> _Goal_
Repeat every entry in the listing below, exactly.

> _Dataset excerpts_
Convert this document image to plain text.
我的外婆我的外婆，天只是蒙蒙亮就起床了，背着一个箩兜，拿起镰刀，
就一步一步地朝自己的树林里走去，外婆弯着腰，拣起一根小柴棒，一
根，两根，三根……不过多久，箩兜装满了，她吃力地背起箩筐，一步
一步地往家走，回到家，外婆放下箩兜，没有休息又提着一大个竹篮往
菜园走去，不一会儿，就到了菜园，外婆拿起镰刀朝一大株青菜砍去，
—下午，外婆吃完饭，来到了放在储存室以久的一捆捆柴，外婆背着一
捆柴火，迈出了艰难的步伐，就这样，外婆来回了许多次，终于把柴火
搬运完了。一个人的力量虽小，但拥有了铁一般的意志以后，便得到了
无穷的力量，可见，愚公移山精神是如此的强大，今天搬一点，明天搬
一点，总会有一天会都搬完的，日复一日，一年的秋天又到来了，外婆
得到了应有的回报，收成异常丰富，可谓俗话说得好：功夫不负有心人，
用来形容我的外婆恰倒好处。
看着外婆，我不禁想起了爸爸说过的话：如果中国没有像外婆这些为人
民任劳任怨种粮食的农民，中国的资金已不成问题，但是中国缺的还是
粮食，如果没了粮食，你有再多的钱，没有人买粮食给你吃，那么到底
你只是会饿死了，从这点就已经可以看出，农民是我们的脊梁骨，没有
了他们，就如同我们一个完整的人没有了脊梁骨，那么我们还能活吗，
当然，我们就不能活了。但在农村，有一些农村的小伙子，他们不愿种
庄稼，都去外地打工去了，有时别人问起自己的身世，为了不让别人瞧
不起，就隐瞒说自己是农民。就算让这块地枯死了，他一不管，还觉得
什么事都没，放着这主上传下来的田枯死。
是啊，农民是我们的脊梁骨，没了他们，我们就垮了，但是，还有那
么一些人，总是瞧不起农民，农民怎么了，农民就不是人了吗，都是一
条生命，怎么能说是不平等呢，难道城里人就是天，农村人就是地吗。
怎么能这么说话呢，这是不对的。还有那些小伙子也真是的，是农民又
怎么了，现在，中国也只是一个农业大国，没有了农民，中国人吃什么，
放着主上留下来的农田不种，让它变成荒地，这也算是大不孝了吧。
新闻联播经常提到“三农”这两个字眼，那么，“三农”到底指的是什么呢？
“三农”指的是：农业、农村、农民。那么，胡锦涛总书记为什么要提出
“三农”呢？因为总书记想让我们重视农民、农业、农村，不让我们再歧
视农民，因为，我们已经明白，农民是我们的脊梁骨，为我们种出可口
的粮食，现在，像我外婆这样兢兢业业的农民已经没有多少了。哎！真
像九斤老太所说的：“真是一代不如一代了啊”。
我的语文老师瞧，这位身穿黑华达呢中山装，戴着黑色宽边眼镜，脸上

> _Exercise result_
Convert this document image to plain text.
我的外婆我的外婆，天只是蒙蒙亮就起床了，背着一个箩兜，拿起镰刀，
就一步一步地朝自己的树林里走去，外婆弯着腰，拣起一根小柴棒，一
根，两根，三根……不过多久，箩兜装满了，她吃力地背起箩筐，一步
一步地往家走，回到家，外婆放下箩兜，没有休息又提着一大个竹篮往
菜园走去，不一会儿，就到了菜园，外婆拿起镰刀朝一大株青菜砍去，
—下午，外婆吃完饭，来到了放在储存室以久的一捆捆柴，外婆背着一
捆柴火，迈出了艰难的步伐，就这样，外婆来回了许多次，终于把柴火
搬运完了。一个人的力量虽小，但拥有了铁一般的意志以后，便得到了
无穷的力量，可见，愚公移山精神是如此的强大，今天搬一点，明天搬
一点，总会有一天会都搬完的，日复一日，一年的秋天又到来了，外婆
得到了应有的回报，收成异常丰富，可谓俗话说得好：功夫不负有心人，
用来形容我的外婆恰倒好处。
看着外婆，我不禁想起了爸爸说过的话：如果中国没有像外婆这些为人
民任劳任怨种粮食的农民，中国的资金已不成问题，但是中国缺的还是
粮食，如果没了粮食，你有再多的钱，没有人买粮食给你吃，那么到底
你只是会饿死了，从这点就已经可以看出，农民是我们的脊梁骨，没有
了他们，就如同我们一个完整的人没有了脊梁骨，那么我们还能活吗，
当然，我们就不能活了。但在农村，有一些农村的小伙子，他们不愿种
庄稼，都去外地打工去了，有时别人问起自己的身世，为了不让别人瞧
不起，就隐瞒说自己是农民。就算让这块地枯死了，他一不管，还觉得
什么事都没，放着这主上传下来的田枯死。
是啊，农民是我们的脊梁骨，没了他们，我们就垮了，但是，还有那
么一些人，总是瞧不起农民，农民怎么了，农民就不是人了吗，都是一
条生命，怎么能说是不平等呢，难道城里人就是天，农村人就是地吗。
怎么能这么说话呢，这是不对的。还有那些小伙子也真是的，是农民又
怎么了，现在，中国也只是一个农业大国，没有了农民，中国人吃什么，
放着主上留下来的农田不种，让它变成荒地，这也算是大不孝了吧。
新闻联播经常提到“三农”这两个字眼，那么，“三农”到底指的是什么呢？
“三农”指的是：农业、农村、农民。那么，胡锦涛总书记为什么要提出
“三农”呢？因为总书记想让我们重视农民、农业、农村，不让我们再歧
视农民，因为，我们已经明白，农民是我们的脊梁骨，为我们种出可口
的粮食，现在，像我外婆这样兢兢业业的农民已经没有多少了。哎！真
像九斤老太所说的：“真是一代不如一代了啊”。
我的语文老师瞧，这位身穿黑华达呢中山装，戴着黑色宽边眼镜，脸上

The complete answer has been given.